**Task brief:** The entries below should be transcribed in their entirety, exactly as written.

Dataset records
***

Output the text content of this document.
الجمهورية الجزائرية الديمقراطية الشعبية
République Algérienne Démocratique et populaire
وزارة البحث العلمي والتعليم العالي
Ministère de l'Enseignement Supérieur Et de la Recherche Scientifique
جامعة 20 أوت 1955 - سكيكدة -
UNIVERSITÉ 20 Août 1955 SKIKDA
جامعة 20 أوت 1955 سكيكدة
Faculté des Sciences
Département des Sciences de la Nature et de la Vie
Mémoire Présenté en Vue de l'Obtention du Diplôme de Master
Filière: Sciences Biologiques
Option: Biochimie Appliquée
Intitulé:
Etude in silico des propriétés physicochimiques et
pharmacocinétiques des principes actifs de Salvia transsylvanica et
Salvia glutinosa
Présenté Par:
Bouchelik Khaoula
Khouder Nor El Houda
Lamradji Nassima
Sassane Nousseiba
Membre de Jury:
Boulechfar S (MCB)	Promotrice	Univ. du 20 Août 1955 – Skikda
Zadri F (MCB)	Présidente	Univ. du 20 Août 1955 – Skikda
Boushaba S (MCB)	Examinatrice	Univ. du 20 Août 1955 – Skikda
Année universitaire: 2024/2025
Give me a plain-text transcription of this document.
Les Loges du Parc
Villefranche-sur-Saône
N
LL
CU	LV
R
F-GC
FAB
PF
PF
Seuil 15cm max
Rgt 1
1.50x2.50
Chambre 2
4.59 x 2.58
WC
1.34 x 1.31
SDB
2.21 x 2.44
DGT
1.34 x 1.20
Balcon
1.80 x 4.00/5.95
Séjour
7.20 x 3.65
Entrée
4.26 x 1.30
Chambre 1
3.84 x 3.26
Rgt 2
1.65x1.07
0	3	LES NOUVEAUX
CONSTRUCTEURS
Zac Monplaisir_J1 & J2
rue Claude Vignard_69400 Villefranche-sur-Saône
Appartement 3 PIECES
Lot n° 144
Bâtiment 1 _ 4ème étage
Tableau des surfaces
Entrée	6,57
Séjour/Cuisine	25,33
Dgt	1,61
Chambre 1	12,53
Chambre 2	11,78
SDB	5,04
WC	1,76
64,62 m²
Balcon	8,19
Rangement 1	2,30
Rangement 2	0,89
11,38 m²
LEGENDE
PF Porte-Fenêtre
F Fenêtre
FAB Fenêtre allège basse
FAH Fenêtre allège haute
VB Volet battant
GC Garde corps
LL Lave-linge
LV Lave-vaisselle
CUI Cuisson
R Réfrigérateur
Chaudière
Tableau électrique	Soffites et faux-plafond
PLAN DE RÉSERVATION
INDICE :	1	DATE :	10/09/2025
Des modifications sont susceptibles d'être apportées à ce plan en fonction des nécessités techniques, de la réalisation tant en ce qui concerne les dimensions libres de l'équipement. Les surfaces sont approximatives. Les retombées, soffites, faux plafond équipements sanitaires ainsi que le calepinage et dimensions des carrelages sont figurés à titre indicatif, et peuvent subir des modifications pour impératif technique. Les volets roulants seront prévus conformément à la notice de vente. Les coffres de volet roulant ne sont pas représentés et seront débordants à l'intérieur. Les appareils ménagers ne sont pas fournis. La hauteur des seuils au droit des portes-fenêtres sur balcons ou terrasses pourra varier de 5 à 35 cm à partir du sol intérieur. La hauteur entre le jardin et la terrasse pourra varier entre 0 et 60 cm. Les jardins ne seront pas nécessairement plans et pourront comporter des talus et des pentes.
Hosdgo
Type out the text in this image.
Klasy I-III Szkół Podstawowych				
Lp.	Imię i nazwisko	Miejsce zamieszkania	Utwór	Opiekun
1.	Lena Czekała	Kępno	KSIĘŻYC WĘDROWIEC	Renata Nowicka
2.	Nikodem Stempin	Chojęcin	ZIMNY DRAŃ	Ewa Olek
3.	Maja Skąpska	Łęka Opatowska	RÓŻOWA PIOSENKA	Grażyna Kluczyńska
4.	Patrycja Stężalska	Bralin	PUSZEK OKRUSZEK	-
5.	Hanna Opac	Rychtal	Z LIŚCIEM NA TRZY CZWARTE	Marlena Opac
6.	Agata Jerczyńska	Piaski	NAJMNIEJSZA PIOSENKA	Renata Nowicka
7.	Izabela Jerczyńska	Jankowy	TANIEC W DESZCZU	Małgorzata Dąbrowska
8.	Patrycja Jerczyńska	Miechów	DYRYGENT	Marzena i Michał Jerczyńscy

***

**Task solution:**
Output the text content of this document.
الجمهورية الجزائرية الديمقراطية الشعبية
République Algérienne Démocratique et populaire
وزارة البحث العلمي والتعليم العالي
Ministère de l'Enseignement Supérieur Et de la Recherche Scientifique
جامعة 20 أوت 1955 - سكيكدة -
UNIVERSITÉ 20 Août 1955 SKIKDA
جامعة 20 أوت 1955 سكيكدة
Faculté des Sciences
Département des Sciences de la Nature et de la Vie
Mémoire Présenté en Vue de l'Obtention du Diplôme de Master
Filière: Sciences Biologiques
Option: Biochimie Appliquée
Intitulé:
Etude in silico des propriétés physicochimiques et
pharmacocinétiques des principes actifs de Salvia transsylvanica et
Salvia glutinosa
Présenté Par:
Bouchelik Khaoula
Khouder Nor El Houda
Lamradji Nassima
Sassane Nousseiba
Membre de Jury:
Boulechfar S (MCB)	Promotrice	Univ. du 20 Août 1955 – Skikda
Zadri F (MCB)	Présidente	Univ. du 20 Août 1955 – Skikda
Boushaba S (MCB)	Examinatrice	Univ. du 20 Août 1955 – Skikda
Année universitaire: 2024/2025
Give me a plain-text transcription of this document.
Les Loges du Parc
Villefranche-sur-Saône
N
LL
CU	LV
R
F-GC
FAB
PF
PF
Seuil 15cm max
Rgt 1
1.50x2.50
Chambre 2
4.59 x 2.58
WC
1.34 x 1.31
SDB
2.21 x 2.44
DGT
1.34 x 1.20
Balcon
1.80 x 4.00/5.95
Séjour
7.20 x 3.65
Entrée
4.26 x 1.30
Chambre 1
3.84 x 3.26
Rgt 2
1.65x1.07
0	3	LES NOUVEAUX
CONSTRUCTEURS
Zac Monplaisir_J1 & J2
rue Claude Vignard_69400 Villefranche-sur-Saône
Appartement 3 PIECES
Lot n° 144
Bâtiment 1 _ 4ème étage
Tableau des surfaces
Entrée	6,57
Séjour/Cuisine	25,33
Dgt	1,61
Chambre 1	12,53
Chambre 2	11,78
SDB	5,04
WC	1,76
64,62 m²
Balcon	8,19
Rangement 1	2,30
Rangement 2	0,89
11,38 m²
LEGENDE
PF Porte-Fenêtre
F Fenêtre
FAB Fenêtre allège basse
FAH Fenêtre allège haute
VB Volet battant
GC Garde corps
LL Lave-linge
LV Lave-vaisselle
CUI Cuisson
R Réfrigérateur
Chaudière
Tableau électrique	Soffites et faux-plafond
PLAN DE RÉSERVATION
INDICE :	1	DATE :	10/09/2025
Des modifications sont susceptibles d'être apportées à ce plan en fonction des nécessités techniques, de la réalisation tant en ce qui concerne les dimensions libres de l'équipement. Les surfaces sont approximatives. Les retombées, soffites, faux plafond équipements sanitaires ainsi que le calepinage et dimensions des carrelages sont figurés à titre indicatif, et peuvent subir des modifications pour impératif technique. Les volets roulants seront prévus conformément à la notice de vente. Les coffres de volet roulant ne sont pas représentés et seront débordants à l'intérieur. Les appareils ménagers ne sont pas fournis. La hauteur des seuils au droit des portes-fenêtres sur balcons ou terrasses pourra varier de 5 à 35 cm à partir du sol intérieur. La hauteur entre le jardin et la terrasse pourra varier entre 0 et 60 cm. Les jardins ne seront pas nécessairement plans et pourront comporter des talus et des pentes.
Hosdgo
Type out the text in this image.
Klasy I-III Szkół Podstawowych				
Lp.	Imię i nazwisko	Miejsce zamieszkania	Utwór	Opiekun
1.	Lena Czekała	Kępno	KSIĘŻYC WĘDROWIEC	Renata Nowicka
2.	Nikodem Stempin	Chojęcin	ZIMNY DRAŃ	Ewa Olek
3.	Maja Skąpska	Łęka Opatowska	RÓŻOWA PIOSENKA	Grażyna Kluczyńska
4.	Patrycja Stężalska	Bralin	PUSZEK OKRUSZEK	-
5.	Hanna Opac	Rychtal	Z LIŚCIEM NA TRZY CZWARTE	Marlena Opac
6.	Agata Jerczyńska	Piaski	NAJMNIEJSZA PIOSENKA	Renata Nowicka
7.	Izabela Jerczyńska	Jankowy	TANIEC W DESZCZU	Małgorzata Dąbrowska
8.	Patrycja Jerczyńska	Miechów	DYRYGENT	Marzena i Michał Jerczyńscy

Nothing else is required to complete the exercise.